WHAT THE TASK ASKS ::
Without omitting anything, return the records precisely as given.

[Data entries]
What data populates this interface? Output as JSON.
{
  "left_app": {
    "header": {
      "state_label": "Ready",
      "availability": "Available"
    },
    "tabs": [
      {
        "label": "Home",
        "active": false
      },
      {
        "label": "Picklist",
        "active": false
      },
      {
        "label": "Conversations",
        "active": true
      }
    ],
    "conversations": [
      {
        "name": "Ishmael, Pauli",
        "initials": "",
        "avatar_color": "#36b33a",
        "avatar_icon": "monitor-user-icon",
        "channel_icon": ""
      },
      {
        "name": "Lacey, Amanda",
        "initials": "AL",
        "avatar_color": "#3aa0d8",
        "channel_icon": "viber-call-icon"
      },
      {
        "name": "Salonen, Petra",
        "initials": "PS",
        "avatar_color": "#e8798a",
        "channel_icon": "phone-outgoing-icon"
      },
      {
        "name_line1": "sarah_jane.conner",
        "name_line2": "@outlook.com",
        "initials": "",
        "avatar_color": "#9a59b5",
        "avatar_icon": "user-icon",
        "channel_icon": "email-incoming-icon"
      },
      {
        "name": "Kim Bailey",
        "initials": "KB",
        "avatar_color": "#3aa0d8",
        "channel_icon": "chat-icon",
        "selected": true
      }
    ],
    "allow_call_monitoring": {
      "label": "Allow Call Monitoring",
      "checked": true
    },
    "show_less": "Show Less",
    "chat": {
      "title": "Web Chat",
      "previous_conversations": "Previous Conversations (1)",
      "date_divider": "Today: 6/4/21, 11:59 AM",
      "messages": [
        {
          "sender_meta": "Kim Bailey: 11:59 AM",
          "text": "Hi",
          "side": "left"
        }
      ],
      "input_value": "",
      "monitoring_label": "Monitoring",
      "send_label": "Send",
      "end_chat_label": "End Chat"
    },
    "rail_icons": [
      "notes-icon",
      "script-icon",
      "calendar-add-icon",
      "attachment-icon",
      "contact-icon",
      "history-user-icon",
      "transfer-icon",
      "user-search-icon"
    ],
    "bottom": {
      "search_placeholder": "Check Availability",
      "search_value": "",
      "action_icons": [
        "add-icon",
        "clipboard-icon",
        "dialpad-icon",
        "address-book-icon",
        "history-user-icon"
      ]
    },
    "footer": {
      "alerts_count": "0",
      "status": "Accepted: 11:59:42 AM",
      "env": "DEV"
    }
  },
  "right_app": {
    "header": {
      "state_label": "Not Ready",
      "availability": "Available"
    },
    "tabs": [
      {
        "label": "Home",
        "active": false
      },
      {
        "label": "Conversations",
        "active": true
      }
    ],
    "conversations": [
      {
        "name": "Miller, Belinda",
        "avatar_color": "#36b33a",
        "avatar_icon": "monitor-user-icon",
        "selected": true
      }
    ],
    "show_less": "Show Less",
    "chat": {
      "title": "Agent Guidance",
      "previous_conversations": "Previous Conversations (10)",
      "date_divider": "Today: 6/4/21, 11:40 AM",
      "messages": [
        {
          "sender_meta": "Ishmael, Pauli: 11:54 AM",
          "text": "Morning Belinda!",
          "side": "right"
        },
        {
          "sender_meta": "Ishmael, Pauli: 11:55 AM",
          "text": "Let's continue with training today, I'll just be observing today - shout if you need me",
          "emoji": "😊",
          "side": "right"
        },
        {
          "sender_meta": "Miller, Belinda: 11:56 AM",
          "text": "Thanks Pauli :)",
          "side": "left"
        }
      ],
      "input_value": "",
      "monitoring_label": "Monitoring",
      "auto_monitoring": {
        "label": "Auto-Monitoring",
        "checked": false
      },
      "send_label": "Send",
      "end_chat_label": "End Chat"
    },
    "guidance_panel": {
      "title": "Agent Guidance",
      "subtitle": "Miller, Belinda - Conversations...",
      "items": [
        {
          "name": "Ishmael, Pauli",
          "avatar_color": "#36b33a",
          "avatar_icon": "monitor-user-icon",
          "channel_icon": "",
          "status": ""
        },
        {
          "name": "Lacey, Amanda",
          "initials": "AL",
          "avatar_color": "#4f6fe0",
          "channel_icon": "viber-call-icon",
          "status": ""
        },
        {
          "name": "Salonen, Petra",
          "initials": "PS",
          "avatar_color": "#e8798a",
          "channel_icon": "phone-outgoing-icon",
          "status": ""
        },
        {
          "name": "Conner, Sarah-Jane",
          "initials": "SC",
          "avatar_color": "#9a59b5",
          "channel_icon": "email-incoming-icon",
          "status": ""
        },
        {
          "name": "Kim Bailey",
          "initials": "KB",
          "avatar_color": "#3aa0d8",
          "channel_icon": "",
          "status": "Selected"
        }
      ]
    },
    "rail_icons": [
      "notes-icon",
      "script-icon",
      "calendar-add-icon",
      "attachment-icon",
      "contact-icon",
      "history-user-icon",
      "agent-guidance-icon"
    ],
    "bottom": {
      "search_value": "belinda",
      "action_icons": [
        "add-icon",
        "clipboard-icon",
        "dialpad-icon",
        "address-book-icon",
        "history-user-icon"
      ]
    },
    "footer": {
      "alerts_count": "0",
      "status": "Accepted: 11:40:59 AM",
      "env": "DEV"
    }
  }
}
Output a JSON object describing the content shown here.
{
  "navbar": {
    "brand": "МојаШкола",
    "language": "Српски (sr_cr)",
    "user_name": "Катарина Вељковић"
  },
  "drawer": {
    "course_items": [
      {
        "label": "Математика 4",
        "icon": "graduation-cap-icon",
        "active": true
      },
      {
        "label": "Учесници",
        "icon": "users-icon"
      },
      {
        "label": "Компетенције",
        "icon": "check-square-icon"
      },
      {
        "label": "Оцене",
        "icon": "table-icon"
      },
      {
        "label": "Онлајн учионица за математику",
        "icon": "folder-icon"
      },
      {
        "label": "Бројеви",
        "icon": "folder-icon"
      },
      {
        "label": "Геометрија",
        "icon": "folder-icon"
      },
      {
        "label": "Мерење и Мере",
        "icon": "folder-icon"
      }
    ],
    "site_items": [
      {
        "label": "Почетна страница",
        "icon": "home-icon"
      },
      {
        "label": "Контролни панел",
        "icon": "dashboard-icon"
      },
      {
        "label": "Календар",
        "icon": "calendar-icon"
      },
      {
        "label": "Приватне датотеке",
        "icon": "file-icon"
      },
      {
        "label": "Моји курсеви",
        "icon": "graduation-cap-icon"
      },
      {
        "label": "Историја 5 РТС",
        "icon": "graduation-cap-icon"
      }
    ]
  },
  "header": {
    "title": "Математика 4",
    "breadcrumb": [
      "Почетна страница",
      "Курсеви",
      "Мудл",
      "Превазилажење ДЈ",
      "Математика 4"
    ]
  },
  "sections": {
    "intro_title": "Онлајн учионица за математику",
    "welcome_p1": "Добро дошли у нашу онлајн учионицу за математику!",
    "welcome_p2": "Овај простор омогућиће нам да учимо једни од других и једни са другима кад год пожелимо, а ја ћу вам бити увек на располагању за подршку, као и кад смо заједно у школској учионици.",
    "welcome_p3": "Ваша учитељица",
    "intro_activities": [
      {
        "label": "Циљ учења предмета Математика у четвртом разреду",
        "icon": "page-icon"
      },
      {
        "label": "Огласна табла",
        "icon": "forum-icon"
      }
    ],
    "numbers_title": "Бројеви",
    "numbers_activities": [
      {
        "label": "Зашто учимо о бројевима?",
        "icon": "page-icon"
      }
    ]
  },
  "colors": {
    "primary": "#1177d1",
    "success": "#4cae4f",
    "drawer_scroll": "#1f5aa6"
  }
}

ANSWER TO THIS TASK ::
What data populates this interface? Output as JSON.
{
  "left_app": {
    "header": {
      "state_label": "Ready",
      "availability": "Available"
    },
    "tabs": [
      {
        "label": "Home",
        "active": false
      },
      {
        "label": "Picklist",
        "active": false
      },
      {
        "label": "Conversations",
        "active": true
      }
    ],
    "conversations": [
      {
        "name": "Ishmael, Pauli",
        "initials": "",
        "avatar_color": "#36b33a",
        "avatar_icon": "monitor-user-icon",
        "channel_icon": ""
      },
      {
        "name": "Lacey, Amanda",
        "initials": "AL",
        "avatar_color": "#3aa0d8",
        "channel_icon": "viber-call-icon"
      },
      {
        "name": "Salonen, Petra",
        "initials": "PS",
        "avatar_color": "#e8798a",
        "channel_icon": "phone-outgoing-icon"
      },
      {
        "name_line1": "sarah_jane.conner",
        "name_line2": "@outlook.com",
        "initials": "",
        "avatar_color": "#9a59b5",
        "avatar_icon": "user-icon",
        "channel_icon": "email-incoming-icon"
      },
      {
        "name": "Kim Bailey",
        "initials": "KB",
        "avatar_color": "#3aa0d8",
        "channel_icon": "chat-icon",
        "selected": true
      }
    ],
    "allow_call_monitoring": {
      "label": "Allow Call Monitoring",
      "checked": true
    },
    "show_less": "Show Less",
    "chat": {
      "title": "Web Chat",
      "previous_conversations": "Previous Conversations (1)",
      "date_divider": "Today: 6/4/21, 11:59 AM",
      "messages": [
        {
          "sender_meta": "Kim Bailey: 11:59 AM",
          "text": "Hi",
          "side": "left"
        }
      ],
      "input_value": "",
      "monitoring_label": "Monitoring",
      "send_label": "Send",
      "end_chat_label": "End Chat"
    },
    "rail_icons": [
      "notes-icon",
      "script-icon",
      "calendar-add-icon",
      "attachment-icon",
      "contact-icon",
      "history-user-icon",
      "transfer-icon",
      "user-search-icon"
    ],
    "bottom": {
      "search_placeholder": "Check Availability",
      "search_value": "",
      "action_icons": [
        "add-icon",
        "clipboard-icon",
        "dialpad-icon",
        "address-book-icon",
        "history-user-icon"
      ]
    },
    "footer": {
      "alerts_count": "0",
      "status": "Accepted: 11:59:42 AM",
      "env": "DEV"
    }
  },
  "right_app": {
    "header": {
      "state_label": "Not Ready",
      "availability": "Available"
    },
    "tabs": [
      {
        "label": "Home",
        "active": false
      },
      {
        "label": "Conversations",
        "active": true
      }
    ],
    "conversations": [
      {
        "name": "Miller, Belinda",
        "avatar_color": "#36b33a",
        "avatar_icon": "monitor-user-icon",
        "selected": true
      }
    ],
    "show_less": "Show Less",
    "chat": {
      "title": "Agent Guidance",
      "previous_conversations": "Previous Conversations (10)",
      "date_divider": "Today: 6/4/21, 11:40 AM",
      "messages": [
        {
          "sender_meta": "Ishmael, Pauli: 11:54 AM",
          "text": "Morning Belinda!",
          "side": "right"
        },
        {
          "sender_meta": "Ishmael, Pauli: 11:55 AM",
          "text": "Let's continue with training today, I'll just be observing today - shout if you need me",
          "emoji": "😊",
          "side": "right"
        },
        {
          "sender_meta": "Miller, Belinda: 11:56 AM",
          "text": "Thanks Pauli :)",
          "side": "left"
        }
      ],
      "input_value": "",
      "monitoring_label": "Monitoring",
      "auto_monitoring": {
        "label": "Auto-Monitoring",
        "checked": false
      },
      "send_label": "Send",
      "end_chat_label": "End Chat"
    },
    "guidance_panel": {
      "title": "Agent Guidance",
      "subtitle": "Miller, Belinda - Conversations...",
      "items": [
        {
          "name": "Ishmael, Pauli",
          "avatar_color": "#36b33a",
          "avatar_icon": "monitor-user-icon",
          "channel_icon": "",
          "status": ""
        },
        {
          "name": "Lacey, Amanda",
          "initials": "AL",
          "avatar_color": "#4f6fe0",
          "channel_icon": "viber-call-icon",
          "status": ""
        },
        {
          "name": "Salonen, Petra",
          "initials": "PS",
          "avatar_color": "#e8798a",
          "channel_icon": "phone-outgoing-icon",
          "status": ""
        },
        {
          "name": "Conner, Sarah-Jane",
          "initials": "SC",
          "avatar_color": "#9a59b5",
          "channel_icon": "email-incoming-icon",
          "status": ""
        },
        {
          "name": "Kim Bailey",
          "initials": "KB",
          "avatar_color": "#3aa0d8",
          "channel_icon": "",
          "status": "Selected"
        }
      ]
    },
    "rail_icons": [
      "notes-icon",
      "script-icon",
      "calendar-add-icon",
      "attachment-icon",
      "contact-icon",
      "history-user-icon",
      "agent-guidance-icon"
    ],
    "bottom": {
      "search_value": "belinda",
      "action_icons": [
        "add-icon",
        "clipboard-icon",
        "dialpad-icon",
        "address-book-icon",
        "history-user-icon"
      ]
    },
    "footer": {
      "alerts_count": "0",
      "status": "Accepted: 11:40:59 AM",
      "env": "DEV"
    }
  }
}
Output a JSON object describing the content shown here.
{
  "navbar": {
    "brand": "МојаШкола",
    "language": "Српски (sr_cr)",
    "user_name": "Катарина Вељковић"
  },
  "drawer": {
    "course_items": [
      {
        "label": "Математика 4",
        "icon": "graduation-cap-icon",
        "active": true
      },
      {
        "label": "Учесници",
        "icon": "users-icon"
      },
      {
        "label": "Компетенције",
        "icon": "check-square-icon"
      },
      {
        "label": "Оцене",
        "icon": "table-icon"
      },
      {
        "label": "Онлајн учионица за математику",
        "icon": "folder-icon"
      },
      {
        "label": "Бројеви",
        "icon": "folder-icon"
      },
      {
        "label": "Геометрија",
        "icon": "folder-icon"
      },
      {
        "label": "Мерење и Мере",
        "icon": "folder-icon"
      }
    ],
    "site_items": [
      {
        "label": "Почетна страница",
        "icon": "home-icon"
      },
      {
        "label": "Контролни панел",
        "icon": "dashboard-icon"
      },
      {
        "label": "Календар",
        "icon": "calendar-icon"
      },
      {
        "label": "Приватне датотеке",
        "icon": "file-icon"
      },
      {
        "label": "Моји курсеви",
        "icon": "graduation-cap-icon"
      },
      {
        "label": "Историја 5 РТС",
        "icon": "graduation-cap-icon"
      }
    ]
  },
  "header": {
    "title": "Математика 4",
    "breadcrumb": [
      "Почетна страница",
      "Курсеви",
      "Мудл",
      "Превазилажење ДЈ",
      "Математика 4"
    ]
  },
  "sections": {
    "intro_title": "Онлајн учионица за математику",
    "welcome_p1": "Добро дошли у нашу онлајн учионицу за математику!",
    "welcome_p2": "Овај простор омогућиће нам да учимо једни од других и једни са другима кад год пожелимо, а ја ћу вам бити увек на располагању за подршку, као и кад смо заједно у школској учионици.",
    "welcome_p3": "Ваша учитељица",
    "intro_activities": [
      {
        "label": "Циљ учења предмета Математика у четвртом разреду",
        "icon": "page-icon"
      },
      {
        "label": "Огласна табла",
        "icon": "forum-icon"
      }
    ],
    "numbers_title": "Бројеви",
    "numbers_activities": [
      {
        "label": "Зашто учимо о бројевима?",
        "icon": "page-icon"
      }
    ]
  },
  "colors": {
    "primary": "#1177d1",
    "success": "#4cae4f",
    "drawer_scroll": "#1f5aa6"
  }
}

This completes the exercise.